___ Data provided ___

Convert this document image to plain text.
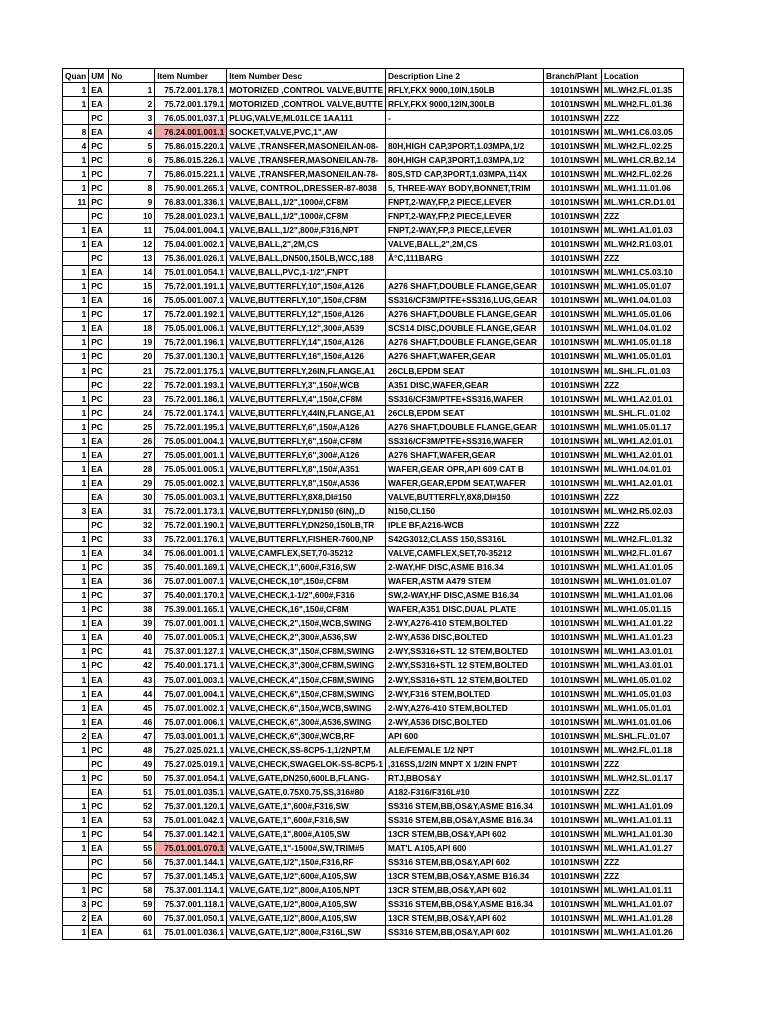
Quan	UM	No	Item Number	Item Number Desc	Description Line 2	Branch/Plant	Location
1	EA	1	75.72.001.178.1	MOTORIZED ,CONTROL VALVE,BUTTE	RFLY,FKX 9000,10IN,150LB	10101NSWH	ML.WH2.FL.01.35
1	EA	2	75.72.001.179.1	MOTORIZED ,CONTROL VALVE,BUTTE	RFLY,FKX 9000,12IN,300LB	10101NSWH	ML.WH2.FL.01.36
	PC	3	76.05.001.037.1	PLUG,VALVE,ML01LCE 1AA111	-	10101NSWH	ZZZ
8	EA	4	76.24.001.001.1	SOCKET,VALVE,PVC,1",AW		10101NSWH	ML.WH1.C6.03.05
4	PC	5	75.86.015.220.1	VALVE ,TRANSFER,MASONEILAN-08-	80H,HIGH CAP,3PORT,1.03MPA,1/2	10101NSWH	ML.WH2.FL.02.25
1	PC	6	75.86.015.226.1	VALVE ,TRANSFER,MASONEILAN-78-	80H,HIGH CAP,3PORT,1.03MPA,1/2	10101NSWH	ML.WH1.CR.B2.14
1	PC	7	75.86.015.221.1	VALVE ,TRANSFER,MASONEILAN-78-	80S,STD CAP,3PORT,1.03MPA,114X	10101NSWH	ML.WH2.FL.02.26
1	PC	8	75.90.001.265.1	VALVE, CONTROL,DRESSER-87-8038	5, THREE-WAY BODY,BONNET,TRIM	10101NSWH	ML.WH1.11.01.06
11	PC	9	76.83.001.336.1	VALVE,BALL,1/2",1000#,CF8M	FNPT,2-WAY,FP,2 PIECE,LEVER	10101NSWH	ML.WH1.CR.D1.01
	PC	10	75.28.001.023.1	VALVE,BALL,1/2",1000#,CF8M	FNPT,2-WAY,FP,2 PIECE,LEVER	10101NSWH	ZZZ
1	EA	11	75.04.001.004.1	VALVE,BALL,1/2",800#,F316,NPT	FNPT,2-WAY,FP,3 PIECE,LEVER	10101NSWH	ML.WH1.A1.01.03
1	EA	12	75.04.001.002.1	VALVE,BALL,2",2M,CS	VALVE,BALL,2",2M,CS	10101NSWH	ML.WH2.R1.03.01
	PC	13	75.36.001.026.1	VALVE,BALL,DN500,150LB,WCC,188	Â°C,111BARG	10101NSWH	ZZZ
1	EA	14	75.01.001.054.1	VALVE,BALL,PVC,1-1/2",FNPT		10101NSWH	ML.WH1.C5.03.10
1	PC	15	75.72.001.191.1	VALVE,BUTTERFLY,10",150#,A126	A276 SHAFT,DOUBLE FLANGE,GEAR	10101NSWH	ML.WH1.05.01.07
1	EA	16	75.05.001.007.1	VALVE,BUTTERFLY,10",150#,CF8M	SS316/CF3M/PTFE+SS316,LUG,GEAR	10101NSWH	ML.WH1.04.01.03
1	PC	17	75.72.001.192.1	VALVE,BUTTERFLY,12",150#,A126	A276 SHAFT,DOUBLE FLANGE,GEAR	10101NSWH	ML.WH1.05.01.06
1	EA	18	75.05.001.006.1	VALVE,BUTTERFLY,12",300#,A539	SCS14 DISC,DOUBLE FLANGE,GEAR	10101NSWH	ML.WH1.04.01.02
1	PC	19	75.72.001.196.1	VALVE,BUTTERFLY,14",150#,A126	A276 SHAFT,DOUBLE FLANGE,GEAR	10101NSWH	ML.WH1.05.01.18
1	PC	20	75.37.001.130.1	VALVE,BUTTERFLY,16",150#,A126	A276 SHAFT,WAFER,GEAR	10101NSWH	ML.WH1.05.01.01
1	PC	21	75.72.001.175.1	VALVE,BUTTERFLY,26IN,FLANGE,A1	26CLB,EPDM SEAT	10101NSWH	ML.SHL.FL.01.03
	PC	22	75.72.001.193.1	VALVE,BUTTERFLY,3",150#,WCB	A351 DISC,WAFER,GEAR	10101NSWH	ZZZ
1	PC	23	75.72.001.186.1	VALVE,BUTTERFLY,4",150#,CF8M	SS316/CF3M/PTFE+SS316,WAFER	10101NSWH	ML.WH1.A2.01.01
1	PC	24	75.72.001.174.1	VALVE,BUTTERFLY,44IN,FLANGE,A1	26CLB,EPDM SEAT	10101NSWH	ML.SHL.FL.01.02
1	PC	25	75.72.001.195.1	VALVE,BUTTERFLY,6",150#,A126	A276 SHAFT,DOUBLE FLANGE,GEAR	10101NSWH	ML.WH1.05.01.17
1	EA	26	75.05.001.004.1	VALVE,BUTTERFLY,6",150#,CF8M	SS316/CF3M/PTFE+SS316,WAFER	10101NSWH	ML.WH1.A2.01.01
1	EA	27	75.05.001.001.1	VALVE,BUTTERFLY,6",300#,A126	A276 SHAFT,WAFER,GEAR	10101NSWH	ML.WH1.A2.01.01
1	EA	28	75.05.001.005.1	VALVE,BUTTERFLY,8",150#,A351	WAFER,GEAR OPR,API 609 CAT B	10101NSWH	ML.WH1.04.01.01
1	EA	29	75.05.001.002.1	VALVE,BUTTERFLY,8",150#,A536	WAFER,GEAR,EPDM SEAT,WAFER	10101NSWH	ML.WH1.A2.01.01
	EA	30	75.05.001.003.1	VALVE,BUTTERFLY,8X8,DI#150	VALVE,BUTTERFLY,8X8,DI#150	10101NSWH	ZZZ
3	EA	31	75.72.001.173.1	VALVE,BUTTERFLY,DN150 (6IN),,D	N150,CL150	10101NSWH	ML.WH2.R5.02.03
	PC	32	75.72.001.190.1	VALVE,BUTTERFLY,DN250,150LB,TR	IPLE BF,A216-WCB	10101NSWH	ZZZ
1	PC	33	75.72.001.176.1	VALVE,BUTTERFLY,FISHER-7600,NP	S42G3012,CLASS 150,SS316L	10101NSWH	ML.WH2.FL.01.32
1	EA	34	75.06.001.001.1	VALVE,CAMFLEX,SET,70-35212	VALVE,CAMFLEX,SET,70-35212	10101NSWH	ML.WH2.FL.01.67
1	PC	35	75.40.001.169.1	VALVE,CHECK,1",600#,F316,SW	2-WAY,HF DISC,ASME B16.34	10101NSWH	ML.WH1.A1.01.05
1	EA	36	75.07.001.007.1	VALVE,CHECK,10",150#,CF8M	WAFER,ASTM A479 STEM	10101NSWH	ML.WH1.01.01.07
1	PC	37	75.40.001.170.1	VALVE,CHECK,1-1/2",600#,F316	SW,2-WAY,HF DISC,ASME B16.34	10101NSWH	ML.WH1.A1.01.06
1	PC	38	75.39.001.165.1	VALVE,CHECK,16",150#,CF8M	WAFER,A351 DISC,DUAL PLATE	10101NSWH	ML.WH1.05.01.15
1	EA	39	75.07.001.001.1	VALVE,CHECK,2",150#,WCB,SWING	2-WY,A276-410 STEM,BOLTED	10101NSWH	ML.WH1.A1.01.22
1	EA	40	75.07.001.005.1	VALVE,CHECK,2",300#,A536,SW	2-WY,A536 DISC,BOLTED	10101NSWH	ML.WH1.A1.01.23
1	PC	41	75.37.001.127.1	VALVE,CHECK,3",150#,CF8M,SWING	2-WY,SS316+STL 12 STEM,BOLTED	10101NSWH	ML.WH1.A3.01.01
1	PC	42	75.40.001.171.1	VALVE,CHECK,3",300#,CF8M,SWING	2-WY,SS316+STL 12 STEM,BOLTED	10101NSWH	ML.WH1.A3.01.01
1	EA	43	75.07.001.003.1	VALVE,CHECK,4",150#,CF8M,SWING	2-WY,SS316+STL 12 STEM,BOLTED	10101NSWH	ML.WH1.05.01.02
1	EA	44	75.07.001.004.1	VALVE,CHECK,6",150#,CF8M,SWING	2-WY,F316 STEM,BOLTED	10101NSWH	ML.WH1.05.01.03
1	EA	45	75.07.001.002.1	VALVE,CHECK,6",150#,WCB,SWING	2-WY,A276-410 STEM,BOLTED	10101NSWH	ML.WH1.05.01.01
1	EA	46	75.07.001.006.1	VALVE,CHECK,6",300#,A536,SWING	2-WY,A536 DISC,BOLTED	10101NSWH	ML.WH1.01.01.06
2	EA	47	75.03.001.001.1	VALVE,CHECK,6",300#,WCB,RF	API 600	10101NSWH	ML.SHL.FL.01.07
1	PC	48	75.27.025.021.1	VALVE,CHECK,SS-8CP5-1,1/2NPT,M	ALE/FEMALE 1/2 NPT	10101NSWH	ML.WH2.FL.01.18
	PC	49	75.27.025.019.1	VALVE,CHECK,SWAGELOK-SS-8CP5-1	,316SS,1/2IN MNPT X 1/2IN FNPT	10101NSWH	ZZZ
1	PC	50	75.37.001.054.1	VALVE,GATE,DN250,600LB,FLANG-	RTJ,BBOS&Y	10101NSWH	ML.WH2.SL.01.17
	EA	51	75.01.001.035.1	VALVE,GATE,0.75X0.75,SS,316#80	A182-F316/F316L#10	10101NSWH	ZZZ
1	PC	52	75.37.001.120.1	VALVE,GATE,1",600#,F316,SW	SS316 STEM,BB,OS&Y,ASME B16.34	10101NSWH	ML.WH1.A1.01.09
1	EA	53	75.01.001.042.1	VALVE,GATE,1",600#,F316,SW	SS316 STEM,BB,OS&Y,ASME B16.34	10101NSWH	ML.WH1.A1.01.11
1	PC	54	75.37.001.142.1	VALVE,GATE,1",800#,A105,SW	13CR STEM,BB,OS&Y,API 602	10101NSWH	ML.WH1.A1.01.30
1	EA	55	75.01.001.070.1	VALVE,GATE,1"-1500#,SW,TRIM#5	MAT'L A105,API 600	10101NSWH	ML.WH1.A1.01.27
	PC	56	75.37.001.144.1	VALVE,GATE,1/2",150#,F316,RF	SS316 STEM,BB,OS&Y,API 602	10101NSWH	ZZZ
	PC	57	75.37.001.145.1	VALVE,GATE,1/2",600#,A105,SW	13CR STEM,BB,OS&Y,ASME B16.34	10101NSWH	ZZZ
1	PC	58	75.37.001.114.1	VALVE,GATE,1/2",800#,A105,NPT	13CR STEM,BB,OS&Y,API 602	10101NSWH	ML.WH1.A1.01.11
3	PC	59	75.37.001.118.1	VALVE,GATE,1/2",800#,A105,SW	SS316 STEM,BB,OS&Y,ASME B16.34	10101NSWH	ML.WH1.A1.01.07
2	EA	60	75.37.001.050.1	VALVE,GATE,1/2",800#,A105,SW	13CR STEM,BB,OS&Y,API 602	10101NSWH	ML.WH1.A1.01.28
1	EA	61	75.01.001.036.1	VALVE,GATE,1/2",800#,F316L,SW	SS316 STEM,BB,OS&Y,API 602	10101NSWH	ML.WH1.A1.01.26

___

Problem details
Sift the material for lines with the string "TRIM". Copy each one found.

Answer for the task
1	PC	8	75.90.001.265.1	VALVE, CONTROL,DRESSER-87-8038	5, THREE-WAY BODY,BONNET,TRIM	10101NSWH	ML.WH1.11.01.06
1	EA	55	75.01.001.070.1	VALVE,GATE,1"-1500#,SW,TRIM#5	MAT'L A105,API 600	10101NSWH	ML.WH1.A1.01.27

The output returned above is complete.